:: Stated exercise ::
Show each line from the listing that includes the word "details".

:: Exercise data ::

☆ ☆ ☆

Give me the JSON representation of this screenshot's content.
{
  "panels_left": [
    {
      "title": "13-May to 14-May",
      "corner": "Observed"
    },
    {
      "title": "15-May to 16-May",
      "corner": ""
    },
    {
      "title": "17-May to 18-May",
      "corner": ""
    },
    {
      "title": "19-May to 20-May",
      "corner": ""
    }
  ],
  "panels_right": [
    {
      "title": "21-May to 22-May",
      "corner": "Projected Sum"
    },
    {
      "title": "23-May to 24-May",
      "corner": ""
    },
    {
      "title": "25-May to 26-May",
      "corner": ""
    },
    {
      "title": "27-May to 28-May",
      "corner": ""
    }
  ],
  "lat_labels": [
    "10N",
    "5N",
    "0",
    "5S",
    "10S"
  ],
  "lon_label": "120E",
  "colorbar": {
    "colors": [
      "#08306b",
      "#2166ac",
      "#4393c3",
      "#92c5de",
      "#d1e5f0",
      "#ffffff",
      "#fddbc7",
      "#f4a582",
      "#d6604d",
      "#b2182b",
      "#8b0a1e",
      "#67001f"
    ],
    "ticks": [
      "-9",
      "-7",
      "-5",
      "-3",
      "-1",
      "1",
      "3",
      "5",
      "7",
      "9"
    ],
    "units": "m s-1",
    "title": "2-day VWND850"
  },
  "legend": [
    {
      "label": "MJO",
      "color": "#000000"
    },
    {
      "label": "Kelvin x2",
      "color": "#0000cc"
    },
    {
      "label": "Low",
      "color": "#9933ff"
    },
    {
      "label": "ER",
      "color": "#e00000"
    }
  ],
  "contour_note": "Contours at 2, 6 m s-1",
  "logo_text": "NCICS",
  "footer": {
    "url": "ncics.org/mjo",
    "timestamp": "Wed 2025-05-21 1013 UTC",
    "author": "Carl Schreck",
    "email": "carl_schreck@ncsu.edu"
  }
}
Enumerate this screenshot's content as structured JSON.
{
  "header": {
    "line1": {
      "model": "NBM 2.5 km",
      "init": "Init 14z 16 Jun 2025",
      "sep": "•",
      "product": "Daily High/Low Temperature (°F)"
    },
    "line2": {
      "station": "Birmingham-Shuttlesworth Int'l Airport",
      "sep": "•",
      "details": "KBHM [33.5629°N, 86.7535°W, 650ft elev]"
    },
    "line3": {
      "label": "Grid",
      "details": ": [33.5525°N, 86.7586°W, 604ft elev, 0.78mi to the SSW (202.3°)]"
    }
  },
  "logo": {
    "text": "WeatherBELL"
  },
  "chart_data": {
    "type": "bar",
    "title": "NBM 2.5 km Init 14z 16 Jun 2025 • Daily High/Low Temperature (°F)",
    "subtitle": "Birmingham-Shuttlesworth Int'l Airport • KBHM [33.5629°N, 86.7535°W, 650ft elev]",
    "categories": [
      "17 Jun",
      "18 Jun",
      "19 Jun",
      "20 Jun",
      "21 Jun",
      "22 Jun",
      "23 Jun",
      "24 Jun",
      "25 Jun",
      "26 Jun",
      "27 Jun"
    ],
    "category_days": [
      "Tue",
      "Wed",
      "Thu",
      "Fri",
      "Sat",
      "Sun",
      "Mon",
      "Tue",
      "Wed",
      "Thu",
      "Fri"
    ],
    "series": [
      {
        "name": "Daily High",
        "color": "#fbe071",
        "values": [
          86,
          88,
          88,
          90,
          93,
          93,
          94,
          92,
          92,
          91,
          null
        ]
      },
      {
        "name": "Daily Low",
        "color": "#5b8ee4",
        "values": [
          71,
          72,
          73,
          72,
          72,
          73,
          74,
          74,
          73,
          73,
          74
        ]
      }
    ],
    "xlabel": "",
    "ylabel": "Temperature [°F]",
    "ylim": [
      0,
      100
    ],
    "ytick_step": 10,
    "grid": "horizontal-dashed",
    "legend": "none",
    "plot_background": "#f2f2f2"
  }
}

☆ ☆ ☆

:: Reply ::
      "details": "KBHM [33.5629°N, 86.7535°W, 650ft elev]"
      "details": ": [33.5525°N, 86.7586°W, 604ft elev, 0.78mi to the SSW (202.3°)]"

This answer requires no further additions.